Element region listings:

** Start **

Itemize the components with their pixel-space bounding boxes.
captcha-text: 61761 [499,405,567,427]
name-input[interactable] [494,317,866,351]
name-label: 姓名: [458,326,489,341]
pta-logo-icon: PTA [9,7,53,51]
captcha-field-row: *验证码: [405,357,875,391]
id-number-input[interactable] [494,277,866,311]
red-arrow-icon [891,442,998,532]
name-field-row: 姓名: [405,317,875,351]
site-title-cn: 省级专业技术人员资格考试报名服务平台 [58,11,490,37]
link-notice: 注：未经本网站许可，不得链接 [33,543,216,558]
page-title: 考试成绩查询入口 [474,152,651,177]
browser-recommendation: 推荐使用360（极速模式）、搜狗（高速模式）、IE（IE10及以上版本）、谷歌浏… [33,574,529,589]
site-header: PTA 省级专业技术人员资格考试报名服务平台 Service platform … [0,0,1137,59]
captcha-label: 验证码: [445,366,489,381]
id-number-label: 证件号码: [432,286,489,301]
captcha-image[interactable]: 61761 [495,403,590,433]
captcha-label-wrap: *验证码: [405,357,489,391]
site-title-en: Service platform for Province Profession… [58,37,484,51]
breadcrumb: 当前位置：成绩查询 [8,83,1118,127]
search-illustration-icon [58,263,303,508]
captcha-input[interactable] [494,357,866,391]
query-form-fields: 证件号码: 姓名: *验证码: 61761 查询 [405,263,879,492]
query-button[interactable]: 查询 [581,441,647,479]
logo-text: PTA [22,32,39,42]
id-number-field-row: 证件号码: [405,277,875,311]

** End **

GOAL: Copy out the listing above line for line, changing nothing.

WRITTEN SOLUTION:
Itemize the components with their pixel-space bounding boxes.
captcha-text: 61761 [499,405,567,427]
name-input[interactable] [494,317,866,351]
name-label: 姓名: [458,326,489,341]
pta-logo-icon: PTA [9,7,53,51]
captcha-field-row: *验证码: [405,357,875,391]
id-number-input[interactable] [494,277,866,311]
red-arrow-icon [891,442,998,532]
name-field-row: 姓名: [405,317,875,351]
site-title-cn: 省级专业技术人员资格考试报名服务平台 [58,11,490,37]
link-notice: 注：未经本网站许可，不得链接 [33,543,216,558]
page-title: 考试成绩查询入口 [474,152,651,177]
browser-recommendation: 推荐使用360（极速模式）、搜狗（高速模式）、IE（IE10及以上版本）、谷歌浏… [33,574,529,589]
site-header: PTA 省级专业技术人员资格考试报名服务平台 Service platform … [0,0,1137,59]
captcha-label: 验证码: [445,366,489,381]
id-number-label: 证件号码: [432,286,489,301]
captcha-image[interactable]: 61761 [495,403,590,433]
captcha-label-wrap: *验证码: [405,357,489,391]
site-title-en: Service platform for Province Profession… [58,37,484,51]
breadcrumb: 当前位置：成绩查询 [8,83,1118,127]
search-illustration-icon [58,263,303,508]
captcha-input[interactable] [494,357,866,391]
query-form-fields: 证件号码: 姓名: *验证码: 61761 查询 [405,263,879,492]
query-button[interactable]: 查询 [581,441,647,479]
logo-text: PTA [22,32,39,42]
id-number-field-row: 证件号码: [405,277,875,311]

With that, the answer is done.